====== Dataset extract

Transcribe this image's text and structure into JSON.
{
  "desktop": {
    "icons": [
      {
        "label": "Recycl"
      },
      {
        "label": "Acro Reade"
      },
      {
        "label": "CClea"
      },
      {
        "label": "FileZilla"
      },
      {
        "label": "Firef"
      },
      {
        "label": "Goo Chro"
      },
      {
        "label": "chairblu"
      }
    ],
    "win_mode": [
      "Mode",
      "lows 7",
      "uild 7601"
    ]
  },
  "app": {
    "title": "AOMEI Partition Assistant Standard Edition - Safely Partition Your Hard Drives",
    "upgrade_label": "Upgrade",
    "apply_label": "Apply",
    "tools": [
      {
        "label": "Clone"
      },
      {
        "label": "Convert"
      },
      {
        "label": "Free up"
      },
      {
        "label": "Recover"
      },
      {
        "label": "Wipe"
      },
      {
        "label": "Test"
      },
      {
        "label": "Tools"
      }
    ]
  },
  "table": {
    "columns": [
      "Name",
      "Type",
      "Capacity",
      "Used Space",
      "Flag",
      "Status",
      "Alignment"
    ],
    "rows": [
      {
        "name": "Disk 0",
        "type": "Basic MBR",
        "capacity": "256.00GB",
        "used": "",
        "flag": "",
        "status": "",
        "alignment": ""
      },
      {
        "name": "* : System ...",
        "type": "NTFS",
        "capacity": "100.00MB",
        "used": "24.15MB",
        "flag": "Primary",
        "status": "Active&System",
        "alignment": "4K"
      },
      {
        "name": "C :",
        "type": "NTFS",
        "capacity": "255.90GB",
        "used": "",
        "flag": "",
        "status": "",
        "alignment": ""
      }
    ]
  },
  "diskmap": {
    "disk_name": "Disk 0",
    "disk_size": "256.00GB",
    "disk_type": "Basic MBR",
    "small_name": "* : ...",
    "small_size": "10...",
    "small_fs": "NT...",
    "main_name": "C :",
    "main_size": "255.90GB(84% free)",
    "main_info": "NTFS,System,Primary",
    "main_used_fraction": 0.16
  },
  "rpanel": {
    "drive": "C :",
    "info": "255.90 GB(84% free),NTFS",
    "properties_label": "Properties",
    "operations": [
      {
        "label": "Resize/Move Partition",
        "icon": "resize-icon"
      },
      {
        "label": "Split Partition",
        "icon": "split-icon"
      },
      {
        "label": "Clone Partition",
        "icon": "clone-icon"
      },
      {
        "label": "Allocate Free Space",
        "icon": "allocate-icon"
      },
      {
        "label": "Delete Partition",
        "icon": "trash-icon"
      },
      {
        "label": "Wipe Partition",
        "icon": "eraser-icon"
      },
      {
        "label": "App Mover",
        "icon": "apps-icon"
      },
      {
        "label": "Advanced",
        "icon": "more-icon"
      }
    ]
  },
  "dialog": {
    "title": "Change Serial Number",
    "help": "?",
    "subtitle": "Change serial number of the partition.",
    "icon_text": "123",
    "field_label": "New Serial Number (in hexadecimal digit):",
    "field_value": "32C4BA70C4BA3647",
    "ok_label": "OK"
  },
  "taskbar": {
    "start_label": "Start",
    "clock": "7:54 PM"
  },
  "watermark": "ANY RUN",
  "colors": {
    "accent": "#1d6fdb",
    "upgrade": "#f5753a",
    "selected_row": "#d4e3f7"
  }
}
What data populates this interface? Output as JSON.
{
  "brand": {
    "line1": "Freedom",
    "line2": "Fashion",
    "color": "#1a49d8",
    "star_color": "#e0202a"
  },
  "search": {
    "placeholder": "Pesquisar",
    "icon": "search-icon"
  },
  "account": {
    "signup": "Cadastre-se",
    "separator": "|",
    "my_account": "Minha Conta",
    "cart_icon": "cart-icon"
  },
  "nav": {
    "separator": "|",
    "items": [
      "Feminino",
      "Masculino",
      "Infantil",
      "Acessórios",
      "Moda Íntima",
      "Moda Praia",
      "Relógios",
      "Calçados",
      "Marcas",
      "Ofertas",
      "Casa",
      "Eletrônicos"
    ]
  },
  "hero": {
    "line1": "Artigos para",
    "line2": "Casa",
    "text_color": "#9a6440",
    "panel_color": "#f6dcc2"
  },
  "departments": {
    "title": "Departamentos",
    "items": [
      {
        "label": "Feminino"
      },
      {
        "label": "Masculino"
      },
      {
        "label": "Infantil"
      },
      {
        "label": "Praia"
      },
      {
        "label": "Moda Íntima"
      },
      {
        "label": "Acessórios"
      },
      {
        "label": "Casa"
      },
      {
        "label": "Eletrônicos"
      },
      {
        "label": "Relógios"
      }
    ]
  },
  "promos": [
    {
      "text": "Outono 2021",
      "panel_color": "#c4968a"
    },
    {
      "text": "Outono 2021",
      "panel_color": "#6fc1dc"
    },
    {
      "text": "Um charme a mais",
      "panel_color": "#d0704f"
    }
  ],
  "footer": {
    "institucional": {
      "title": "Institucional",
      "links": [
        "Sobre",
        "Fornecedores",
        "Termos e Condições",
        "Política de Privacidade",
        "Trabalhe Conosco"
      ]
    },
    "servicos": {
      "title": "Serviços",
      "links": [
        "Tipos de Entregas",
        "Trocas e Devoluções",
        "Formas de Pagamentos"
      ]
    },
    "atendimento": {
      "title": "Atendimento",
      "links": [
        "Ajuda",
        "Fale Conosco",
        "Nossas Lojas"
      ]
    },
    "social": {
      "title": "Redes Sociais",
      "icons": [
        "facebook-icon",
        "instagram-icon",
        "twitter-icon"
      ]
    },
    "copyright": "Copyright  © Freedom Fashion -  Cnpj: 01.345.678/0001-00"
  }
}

============

*What needs to be done*
Output the lines above verbatim and in full.

*Task response*
Transcribe this image's text and structure into JSON.
{
  "desktop": {
    "icons": [
      {
        "label": "Recycl"
      },
      {
        "label": "Acro Reade"
      },
      {
        "label": "CClea"
      },
      {
        "label": "FileZilla"
      },
      {
        "label": "Firef"
      },
      {
        "label": "Goo Chro"
      },
      {
        "label": "chairblu"
      }
    ],
    "win_mode": [
      "Mode",
      "lows 7",
      "uild 7601"
    ]
  },
  "app": {
    "title": "AOMEI Partition Assistant Standard Edition - Safely Partition Your Hard Drives",
    "upgrade_label": "Upgrade",
    "apply_label": "Apply",
    "tools": [
      {
        "label": "Clone"
      },
      {
        "label": "Convert"
      },
      {
        "label": "Free up"
      },
      {
        "label": "Recover"
      },
      {
        "label": "Wipe"
      },
      {
        "label": "Test"
      },
      {
        "label": "Tools"
      }
    ]
  },
  "table": {
    "columns": [
      "Name",
      "Type",
      "Capacity",
      "Used Space",
      "Flag",
      "Status",
      "Alignment"
    ],
    "rows": [
      {
        "name": "Disk 0",
        "type": "Basic MBR",
        "capacity": "256.00GB",
        "used": "",
        "flag": "",
        "status": "",
        "alignment": ""
      },
      {
        "name": "* : System ...",
        "type": "NTFS",
        "capacity": "100.00MB",
        "used": "24.15MB",
        "flag": "Primary",
        "status": "Active&System",
        "alignment": "4K"
      },
      {
        "name": "C :",
        "type": "NTFS",
        "capacity": "255.90GB",
        "used": "",
        "flag": "",
        "status": "",
        "alignment": ""
      }
    ]
  },
  "diskmap": {
    "disk_name": "Disk 0",
    "disk_size": "256.00GB",
    "disk_type": "Basic MBR",
    "small_name": "* : ...",
    "small_size": "10...",
    "small_fs": "NT...",
    "main_name": "C :",
    "main_size": "255.90GB(84% free)",
    "main_info": "NTFS,System,Primary",
    "main_used_fraction": 0.16
  },
  "rpanel": {
    "drive": "C :",
    "info": "255.90 GB(84% free),NTFS",
    "properties_label": "Properties",
    "operations": [
      {
        "label": "Resize/Move Partition",
        "icon": "resize-icon"
      },
      {
        "label": "Split Partition",
        "icon": "split-icon"
      },
      {
        "label": "Clone Partition",
        "icon": "clone-icon"
      },
      {
        "label": "Allocate Free Space",
        "icon": "allocate-icon"
      },
      {
        "label": "Delete Partition",
        "icon": "trash-icon"
      },
      {
        "label": "Wipe Partition",
        "icon": "eraser-icon"
      },
      {
        "label": "App Mover",
        "icon": "apps-icon"
      },
      {
        "label": "Advanced",
        "icon": "more-icon"
      }
    ]
  },
  "dialog": {
    "title": "Change Serial Number",
    "help": "?",
    "subtitle": "Change serial number of the partition.",
    "icon_text": "123",
    "field_label": "New Serial Number (in hexadecimal digit):",
    "field_value": "32C4BA70C4BA3647",
    "ok_label": "OK"
  },
  "taskbar": {
    "start_label": "Start",
    "clock": "7:54 PM"
  },
  "watermark": "ANY RUN",
  "colors": {
    "accent": "#1d6fdb",
    "upgrade": "#f5753a",
    "selected_row": "#d4e3f7"
  }
}
What data populates this interface? Output as JSON.
{
  "brand": {
    "line1": "Freedom",
    "line2": "Fashion",
    "color": "#1a49d8",
    "star_color": "#e0202a"
  },
  "search": {
    "placeholder": "Pesquisar",
    "icon": "search-icon"
  },
  "account": {
    "signup": "Cadastre-se",
    "separator": "|",
    "my_account": "Minha Conta",
    "cart_icon": "cart-icon"
  },
  "nav": {
    "separator": "|",
    "items": [
      "Feminino",
      "Masculino",
      "Infantil",
      "Acessórios",
      "Moda Íntima",
      "Moda Praia",
      "Relógios",
      "Calçados",
      "Marcas",
      "Ofertas",
      "Casa",
      "Eletrônicos"
    ]
  },
  "hero": {
    "line1": "Artigos para",
    "line2": "Casa",
    "text_color": "#9a6440",
    "panel_color": "#f6dcc2"
  },
  "departments": {
    "title": "Departamentos",
    "items": [
      {
        "label": "Feminino"
      },
      {
        "label": "Masculino"
      },
      {
        "label": "Infantil"
      },
      {
        "label": "Praia"
      },
      {
        "label": "Moda Íntima"
      },
      {
        "label": "Acessórios"
      },
      {
        "label": "Casa"
      },
      {
        "label": "Eletrônicos"
      },
      {
        "label": "Relógios"
      }
    ]
  },
  "promos": [
    {
      "text": "Outono 2021",
      "panel_color": "#c4968a"
    },
    {
      "text": "Outono 2021",
      "panel_color": "#6fc1dc"
    },
    {
      "text": "Um charme a mais",
      "panel_color": "#d0704f"
    }
  ],
  "footer": {
    "institucional": {
      "title": "Institucional",
      "links": [
        "Sobre",
        "Fornecedores",
        "Termos e Condições",
        "Política de Privacidade",
        "Trabalhe Conosco"
      ]
    },
    "servicos": {
      "title": "Serviços",
      "links": [
        "Tipos de Entregas",
        "Trocas e Devoluções",
        "Formas de Pagamentos"
      ]
    },
    "atendimento": {
      "title": "Atendimento",
      "links": [
        "Ajuda",
        "Fale Conosco",
        "Nossas Lojas"
      ]
    },
    "social": {
      "title": "Redes Sociais",
      "icons": [
        "facebook-icon",
        "instagram-icon",
        "twitter-icon"
      ]
    },
    "copyright": "Copyright  © Freedom Fashion -  Cnpj: 01.345.678/0001-00"
  }
}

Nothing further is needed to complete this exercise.